→ Saved entries
------

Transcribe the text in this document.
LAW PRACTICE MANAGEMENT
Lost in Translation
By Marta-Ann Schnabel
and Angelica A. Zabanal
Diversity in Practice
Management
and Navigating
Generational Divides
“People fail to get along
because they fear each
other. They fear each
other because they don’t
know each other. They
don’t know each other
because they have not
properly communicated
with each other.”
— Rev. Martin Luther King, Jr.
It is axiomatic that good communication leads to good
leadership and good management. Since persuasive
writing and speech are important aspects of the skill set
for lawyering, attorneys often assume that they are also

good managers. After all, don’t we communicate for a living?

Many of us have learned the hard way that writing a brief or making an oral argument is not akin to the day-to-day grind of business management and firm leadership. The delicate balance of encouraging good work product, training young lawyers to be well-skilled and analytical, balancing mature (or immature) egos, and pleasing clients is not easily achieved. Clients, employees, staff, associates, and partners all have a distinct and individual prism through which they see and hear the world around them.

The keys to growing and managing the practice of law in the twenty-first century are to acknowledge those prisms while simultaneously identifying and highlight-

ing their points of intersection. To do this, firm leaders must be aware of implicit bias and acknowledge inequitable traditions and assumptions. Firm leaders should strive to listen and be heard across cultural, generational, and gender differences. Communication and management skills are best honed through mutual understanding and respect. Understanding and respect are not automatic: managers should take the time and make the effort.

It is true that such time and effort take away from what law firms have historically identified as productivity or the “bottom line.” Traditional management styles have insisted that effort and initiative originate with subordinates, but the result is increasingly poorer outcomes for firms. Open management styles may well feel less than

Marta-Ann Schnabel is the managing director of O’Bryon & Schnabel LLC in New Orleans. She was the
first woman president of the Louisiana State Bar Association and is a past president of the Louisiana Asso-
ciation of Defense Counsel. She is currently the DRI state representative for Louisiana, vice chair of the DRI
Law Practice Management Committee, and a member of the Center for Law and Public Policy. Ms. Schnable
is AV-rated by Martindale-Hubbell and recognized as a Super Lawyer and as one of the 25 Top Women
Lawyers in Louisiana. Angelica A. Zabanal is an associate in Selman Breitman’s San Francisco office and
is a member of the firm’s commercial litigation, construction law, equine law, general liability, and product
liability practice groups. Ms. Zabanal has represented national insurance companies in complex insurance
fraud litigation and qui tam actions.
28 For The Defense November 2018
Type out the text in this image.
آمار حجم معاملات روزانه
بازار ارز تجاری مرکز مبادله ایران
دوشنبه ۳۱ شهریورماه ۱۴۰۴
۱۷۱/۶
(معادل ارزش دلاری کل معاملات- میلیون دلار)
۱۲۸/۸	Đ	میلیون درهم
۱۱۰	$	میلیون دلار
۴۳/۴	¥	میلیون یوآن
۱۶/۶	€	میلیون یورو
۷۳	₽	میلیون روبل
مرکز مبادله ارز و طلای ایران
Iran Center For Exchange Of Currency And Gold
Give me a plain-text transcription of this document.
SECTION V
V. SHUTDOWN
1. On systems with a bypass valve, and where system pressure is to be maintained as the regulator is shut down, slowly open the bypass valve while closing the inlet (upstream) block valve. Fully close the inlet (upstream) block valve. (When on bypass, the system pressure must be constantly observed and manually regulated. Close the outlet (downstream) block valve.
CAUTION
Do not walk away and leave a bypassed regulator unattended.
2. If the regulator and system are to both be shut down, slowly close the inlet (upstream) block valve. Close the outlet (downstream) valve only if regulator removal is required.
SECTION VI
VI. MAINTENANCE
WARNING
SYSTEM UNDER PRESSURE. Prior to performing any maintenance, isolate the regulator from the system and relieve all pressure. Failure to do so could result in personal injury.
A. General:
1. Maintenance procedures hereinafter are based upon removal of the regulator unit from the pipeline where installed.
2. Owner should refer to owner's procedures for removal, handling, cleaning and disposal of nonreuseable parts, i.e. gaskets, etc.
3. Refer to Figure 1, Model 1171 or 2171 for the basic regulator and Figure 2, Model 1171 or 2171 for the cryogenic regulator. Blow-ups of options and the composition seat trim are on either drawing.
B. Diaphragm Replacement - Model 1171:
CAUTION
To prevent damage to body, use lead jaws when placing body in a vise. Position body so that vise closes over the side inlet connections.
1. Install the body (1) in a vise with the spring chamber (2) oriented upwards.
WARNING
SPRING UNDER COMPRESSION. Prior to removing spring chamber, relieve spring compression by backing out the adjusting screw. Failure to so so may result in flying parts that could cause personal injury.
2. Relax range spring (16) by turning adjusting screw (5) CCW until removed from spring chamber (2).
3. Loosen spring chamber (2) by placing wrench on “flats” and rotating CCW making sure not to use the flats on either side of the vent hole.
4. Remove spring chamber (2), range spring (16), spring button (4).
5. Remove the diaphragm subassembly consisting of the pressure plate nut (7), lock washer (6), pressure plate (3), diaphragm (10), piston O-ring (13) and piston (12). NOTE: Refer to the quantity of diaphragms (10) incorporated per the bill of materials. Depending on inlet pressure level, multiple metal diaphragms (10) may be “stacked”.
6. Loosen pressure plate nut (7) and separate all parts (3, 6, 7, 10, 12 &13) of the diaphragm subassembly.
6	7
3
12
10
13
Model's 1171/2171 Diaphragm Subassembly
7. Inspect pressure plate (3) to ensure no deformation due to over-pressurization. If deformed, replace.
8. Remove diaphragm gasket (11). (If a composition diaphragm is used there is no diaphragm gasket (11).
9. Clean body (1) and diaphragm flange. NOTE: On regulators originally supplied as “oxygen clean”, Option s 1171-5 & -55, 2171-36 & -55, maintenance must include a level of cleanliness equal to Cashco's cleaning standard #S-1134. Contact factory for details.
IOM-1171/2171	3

------

→ WHAT YOU HAVE TO DO
Would you restate each of the entries word for word?

→ IN RESPONSE
Transcribe the text in this document.
LAW PRACTICE MANAGEMENT
Lost in Translation
By Marta-Ann Schnabel
and Angelica A. Zabanal
Diversity in Practice
Management
and Navigating
Generational Divides
“People fail to get along
because they fear each
other. They fear each
other because they don’t
know each other. They
don’t know each other
because they have not
properly communicated
with each other.”
— Rev. Martin Luther King, Jr.
It is axiomatic that good communication leads to good
leadership and good management. Since persuasive
writing and speech are important aspects of the skill set
for lawyering, attorneys often assume that they are also

good managers. After all, don’t we communicate for a living?

Many of us have learned the hard way that writing a brief or making an oral argument is not akin to the day-to-day grind of business management and firm leadership. The delicate balance of encouraging good work product, training young lawyers to be well-skilled and analytical, balancing mature (or immature) egos, and pleasing clients is not easily achieved. Clients, employees, staff, associates, and partners all have a distinct and individual prism through which they see and hear the world around them.

The keys to growing and managing the practice of law in the twenty-first century are to acknowledge those prisms while simultaneously identifying and highlight-

ing their points of intersection. To do this, firm leaders must be aware of implicit bias and acknowledge inequitable traditions and assumptions. Firm leaders should strive to listen and be heard across cultural, generational, and gender differences. Communication and management skills are best honed through mutual understanding and respect. Understanding and respect are not automatic: managers should take the time and make the effort.

It is true that such time and effort take away from what law firms have historically identified as productivity or the “bottom line.” Traditional management styles have insisted that effort and initiative originate with subordinates, but the result is increasingly poorer outcomes for firms. Open management styles may well feel less than

Marta-Ann Schnabel is the managing director of O’Bryon & Schnabel LLC in New Orleans. She was the
first woman president of the Louisiana State Bar Association and is a past president of the Louisiana Asso-
ciation of Defense Counsel. She is currently the DRI state representative for Louisiana, vice chair of the DRI
Law Practice Management Committee, and a member of the Center for Law and Public Policy. Ms. Schnable
is AV-rated by Martindale-Hubbell and recognized as a Super Lawyer and as one of the 25 Top Women
Lawyers in Louisiana. Angelica A. Zabanal is an associate in Selman Breitman’s San Francisco office and
is a member of the firm’s commercial litigation, construction law, equine law, general liability, and product
liability practice groups. Ms. Zabanal has represented national insurance companies in complex insurance
fraud litigation and qui tam actions.
28 For The Defense November 2018
Type out the text in this image.
آمار حجم معاملات روزانه
بازار ارز تجاری مرکز مبادله ایران
دوشنبه ۳۱ شهریورماه ۱۴۰۴
۱۷۱/۶
(معادل ارزش دلاری کل معاملات- میلیون دلار)
۱۲۸/۸	Đ	میلیون درهم
۱۱۰	$	میلیون دلار
۴۳/۴	¥	میلیون یوآن
۱۶/۶	€	میلیون یورو
۷۳	₽	میلیون روبل
مرکز مبادله ارز و طلای ایران
Iran Center For Exchange Of Currency And Gold
Give me a plain-text transcription of this document.
SECTION V
V. SHUTDOWN
1. On systems with a bypass valve, and where system pressure is to be maintained as the regulator is shut down, slowly open the bypass valve while closing the inlet (upstream) block valve. Fully close the inlet (upstream) block valve. (When on bypass, the system pressure must be constantly observed and manually regulated. Close the outlet (downstream) block valve.
CAUTION
Do not walk away and leave a bypassed regulator unattended.
2. If the regulator and system are to both be shut down, slowly close the inlet (upstream) block valve. Close the outlet (downstream) valve only if regulator removal is required.
SECTION VI
VI. MAINTENANCE
WARNING
SYSTEM UNDER PRESSURE. Prior to performing any maintenance, isolate the regulator from the system and relieve all pressure. Failure to do so could result in personal injury.
A. General:
1. Maintenance procedures hereinafter are based upon removal of the regulator unit from the pipeline where installed.
2. Owner should refer to owner's procedures for removal, handling, cleaning and disposal of nonreuseable parts, i.e. gaskets, etc.
3. Refer to Figure 1, Model 1171 or 2171 for the basic regulator and Figure 2, Model 1171 or 2171 for the cryogenic regulator. Blow-ups of options and the composition seat trim are on either drawing.
B. Diaphragm Replacement - Model 1171:
CAUTION
To prevent damage to body, use lead jaws when placing body in a vise. Position body so that vise closes over the side inlet connections.
1. Install the body (1) in a vise with the spring chamber (2) oriented upwards.
WARNING
SPRING UNDER COMPRESSION. Prior to removing spring chamber, relieve spring compression by backing out the adjusting screw. Failure to so so may result in flying parts that could cause personal injury.
2. Relax range spring (16) by turning adjusting screw (5) CCW until removed from spring chamber (2).
3. Loosen spring chamber (2) by placing wrench on “flats” and rotating CCW making sure not to use the flats on either side of the vent hole.
4. Remove spring chamber (2), range spring (16), spring button (4).
5. Remove the diaphragm subassembly consisting of the pressure plate nut (7), lock washer (6), pressure plate (3), diaphragm (10), piston O-ring (13) and piston (12). NOTE: Refer to the quantity of diaphragms (10) incorporated per the bill of materials. Depending on inlet pressure level, multiple metal diaphragms (10) may be “stacked”.
6. Loosen pressure plate nut (7) and separate all parts (3, 6, 7, 10, 12 &13) of the diaphragm subassembly.
6	7
3
12
10
13
Model's 1171/2171 Diaphragm Subassembly
7. Inspect pressure plate (3) to ensure no deformation due to over-pressurization. If deformed, replace.
8. Remove diaphragm gasket (11). (If a composition diaphragm is used there is no diaphragm gasket (11).
9. Clean body (1) and diaphragm flange. NOTE: On regulators originally supplied as “oxygen clean”, Option s 1171-5 & -55, 2171-36 & -55, maintenance must include a level of cleanliness equal to Cashco's cleaning standard #S-1134. Contact factory for details.
IOM-1171/2171	3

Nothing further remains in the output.